[START Data in this exercise]

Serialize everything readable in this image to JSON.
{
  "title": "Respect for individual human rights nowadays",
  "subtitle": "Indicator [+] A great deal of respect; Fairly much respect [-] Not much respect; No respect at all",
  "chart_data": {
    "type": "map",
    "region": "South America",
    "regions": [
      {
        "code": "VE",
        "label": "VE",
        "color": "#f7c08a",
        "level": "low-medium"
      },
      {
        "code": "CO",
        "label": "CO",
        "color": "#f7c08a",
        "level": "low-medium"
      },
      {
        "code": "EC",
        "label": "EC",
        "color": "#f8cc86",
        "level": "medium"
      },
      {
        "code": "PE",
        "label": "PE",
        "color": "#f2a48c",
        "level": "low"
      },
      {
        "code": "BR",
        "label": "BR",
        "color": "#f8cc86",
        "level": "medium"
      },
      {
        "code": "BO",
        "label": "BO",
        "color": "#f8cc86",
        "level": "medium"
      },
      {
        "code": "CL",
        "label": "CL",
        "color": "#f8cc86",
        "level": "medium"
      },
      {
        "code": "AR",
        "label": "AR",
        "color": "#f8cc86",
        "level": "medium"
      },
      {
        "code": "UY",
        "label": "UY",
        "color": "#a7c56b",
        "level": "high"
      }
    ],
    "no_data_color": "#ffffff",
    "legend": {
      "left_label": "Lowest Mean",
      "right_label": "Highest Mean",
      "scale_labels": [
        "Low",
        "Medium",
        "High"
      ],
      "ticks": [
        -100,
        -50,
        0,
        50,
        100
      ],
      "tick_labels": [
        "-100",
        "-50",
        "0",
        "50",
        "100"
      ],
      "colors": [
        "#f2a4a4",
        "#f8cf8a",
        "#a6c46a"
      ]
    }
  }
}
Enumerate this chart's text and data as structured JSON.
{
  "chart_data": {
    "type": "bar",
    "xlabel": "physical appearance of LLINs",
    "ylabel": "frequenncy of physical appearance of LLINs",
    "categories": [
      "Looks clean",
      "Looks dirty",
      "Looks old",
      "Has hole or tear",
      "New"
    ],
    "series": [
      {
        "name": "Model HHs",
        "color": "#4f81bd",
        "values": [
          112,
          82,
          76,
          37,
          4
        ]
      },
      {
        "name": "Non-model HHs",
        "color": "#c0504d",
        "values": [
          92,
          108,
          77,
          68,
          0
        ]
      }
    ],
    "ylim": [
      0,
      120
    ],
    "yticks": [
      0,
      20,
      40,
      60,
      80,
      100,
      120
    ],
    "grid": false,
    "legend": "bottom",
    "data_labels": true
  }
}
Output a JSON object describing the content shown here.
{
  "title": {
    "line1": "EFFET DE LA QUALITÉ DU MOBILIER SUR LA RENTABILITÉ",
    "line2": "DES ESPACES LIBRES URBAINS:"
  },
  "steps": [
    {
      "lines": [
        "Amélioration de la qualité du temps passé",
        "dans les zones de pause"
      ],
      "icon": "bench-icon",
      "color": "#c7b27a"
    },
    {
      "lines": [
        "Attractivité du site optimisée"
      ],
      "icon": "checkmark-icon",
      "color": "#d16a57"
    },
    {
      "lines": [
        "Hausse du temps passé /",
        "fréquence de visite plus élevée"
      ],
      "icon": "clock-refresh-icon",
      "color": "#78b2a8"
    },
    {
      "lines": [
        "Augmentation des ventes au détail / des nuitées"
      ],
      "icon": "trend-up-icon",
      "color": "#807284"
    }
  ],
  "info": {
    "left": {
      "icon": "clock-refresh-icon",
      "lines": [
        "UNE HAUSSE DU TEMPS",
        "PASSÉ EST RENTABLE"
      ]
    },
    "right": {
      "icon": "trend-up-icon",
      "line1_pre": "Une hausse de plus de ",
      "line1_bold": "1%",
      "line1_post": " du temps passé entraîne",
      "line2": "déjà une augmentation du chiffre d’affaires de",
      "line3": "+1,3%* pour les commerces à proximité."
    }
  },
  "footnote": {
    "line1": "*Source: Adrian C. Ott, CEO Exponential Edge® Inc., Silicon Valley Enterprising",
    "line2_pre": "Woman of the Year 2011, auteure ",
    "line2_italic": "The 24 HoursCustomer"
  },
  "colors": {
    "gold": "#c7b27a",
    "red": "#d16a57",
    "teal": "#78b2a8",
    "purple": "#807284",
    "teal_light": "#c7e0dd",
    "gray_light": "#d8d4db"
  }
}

[END Data in this exercise]

* **Written instruction**: Please output the entries above, every line exactly as it reads.

* **Response to the exercise**:
Serialize everything readable in this image to JSON.
{
  "title": "Respect for individual human rights nowadays",
  "subtitle": "Indicator [+] A great deal of respect; Fairly much respect [-] Not much respect; No respect at all",
  "chart_data": {
    "type": "map",
    "region": "South America",
    "regions": [
      {
        "code": "VE",
        "label": "VE",
        "color": "#f7c08a",
        "level": "low-medium"
      },
      {
        "code": "CO",
        "label": "CO",
        "color": "#f7c08a",
        "level": "low-medium"
      },
      {
        "code": "EC",
        "label": "EC",
        "color": "#f8cc86",
        "level": "medium"
      },
      {
        "code": "PE",
        "label": "PE",
        "color": "#f2a48c",
        "level": "low"
      },
      {
        "code": "BR",
        "label": "BR",
        "color": "#f8cc86",
        "level": "medium"
      },
      {
        "code": "BO",
        "label": "BO",
        "color": "#f8cc86",
        "level": "medium"
      },
      {
        "code": "CL",
        "label": "CL",
        "color": "#f8cc86",
        "level": "medium"
      },
      {
        "code": "AR",
        "label": "AR",
        "color": "#f8cc86",
        "level": "medium"
      },
      {
        "code": "UY",
        "label": "UY",
        "color": "#a7c56b",
        "level": "high"
      }
    ],
    "no_data_color": "#ffffff",
    "legend": {
      "left_label": "Lowest Mean",
      "right_label": "Highest Mean",
      "scale_labels": [
        "Low",
        "Medium",
        "High"
      ],
      "ticks": [
        -100,
        -50,
        0,
        50,
        100
      ],
      "tick_labels": [
        "-100",
        "-50",
        "0",
        "50",
        "100"
      ],
      "colors": [
        "#f2a4a4",
        "#f8cf8a",
        "#a6c46a"
      ]
    }
  }
}
Enumerate this chart's text and data as structured JSON.
{
  "chart_data": {
    "type": "bar",
    "xlabel": "physical appearance of LLINs",
    "ylabel": "frequenncy of physical appearance of LLINs",
    "categories": [
      "Looks clean",
      "Looks dirty",
      "Looks old",
      "Has hole or tear",
      "New"
    ],
    "series": [
      {
        "name": "Model HHs",
        "color": "#4f81bd",
        "values": [
          112,
          82,
          76,
          37,
          4
        ]
      },
      {
        "name": "Non-model HHs",
        "color": "#c0504d",
        "values": [
          92,
          108,
          77,
          68,
          0
        ]
      }
    ],
    "ylim": [
      0,
      120
    ],
    "yticks": [
      0,
      20,
      40,
      60,
      80,
      100,
      120
    ],
    "grid": false,
    "legend": "bottom",
    "data_labels": true
  }
}
Output a JSON object describing the content shown here.
{
  "title": {
    "line1": "EFFET DE LA QUALITÉ DU MOBILIER SUR LA RENTABILITÉ",
    "line2": "DES ESPACES LIBRES URBAINS:"
  },
  "steps": [
    {
      "lines": [
        "Amélioration de la qualité du temps passé",
        "dans les zones de pause"
      ],
      "icon": "bench-icon",
      "color": "#c7b27a"
    },
    {
      "lines": [
        "Attractivité du site optimisée"
      ],
      "icon": "checkmark-icon",
      "color": "#d16a57"
    },
    {
      "lines": [
        "Hausse du temps passé /",
        "fréquence de visite plus élevée"
      ],
      "icon": "clock-refresh-icon",
      "color": "#78b2a8"
    },
    {
      "lines": [
        "Augmentation des ventes au détail / des nuitées"
      ],
      "icon": "trend-up-icon",
      "color": "#807284"
    }
  ],
  "info": {
    "left": {
      "icon": "clock-refresh-icon",
      "lines": [
        "UNE HAUSSE DU TEMPS",
        "PASSÉ EST RENTABLE"
      ]
    },
    "right": {
      "icon": "trend-up-icon",
      "line1_pre": "Une hausse de plus de ",
      "line1_bold": "1%",
      "line1_post": " du temps passé entraîne",
      "line2": "déjà une augmentation du chiffre d’affaires de",
      "line3": "+1,3%* pour les commerces à proximité."
    }
  },
  "footnote": {
    "line1": "*Source: Adrian C. Ott, CEO Exponential Edge® Inc., Silicon Valley Enterprising",
    "line2_pre": "Woman of the Year 2011, auteure ",
    "line2_italic": "The 24 HoursCustomer"
  },
  "colors": {
    "gold": "#c7b27a",
    "red": "#d16a57",
    "teal": "#78b2a8",
    "purple": "#807284",
    "teal_light": "#c7e0dd",
    "gray_light": "#d8d4db"
  }
}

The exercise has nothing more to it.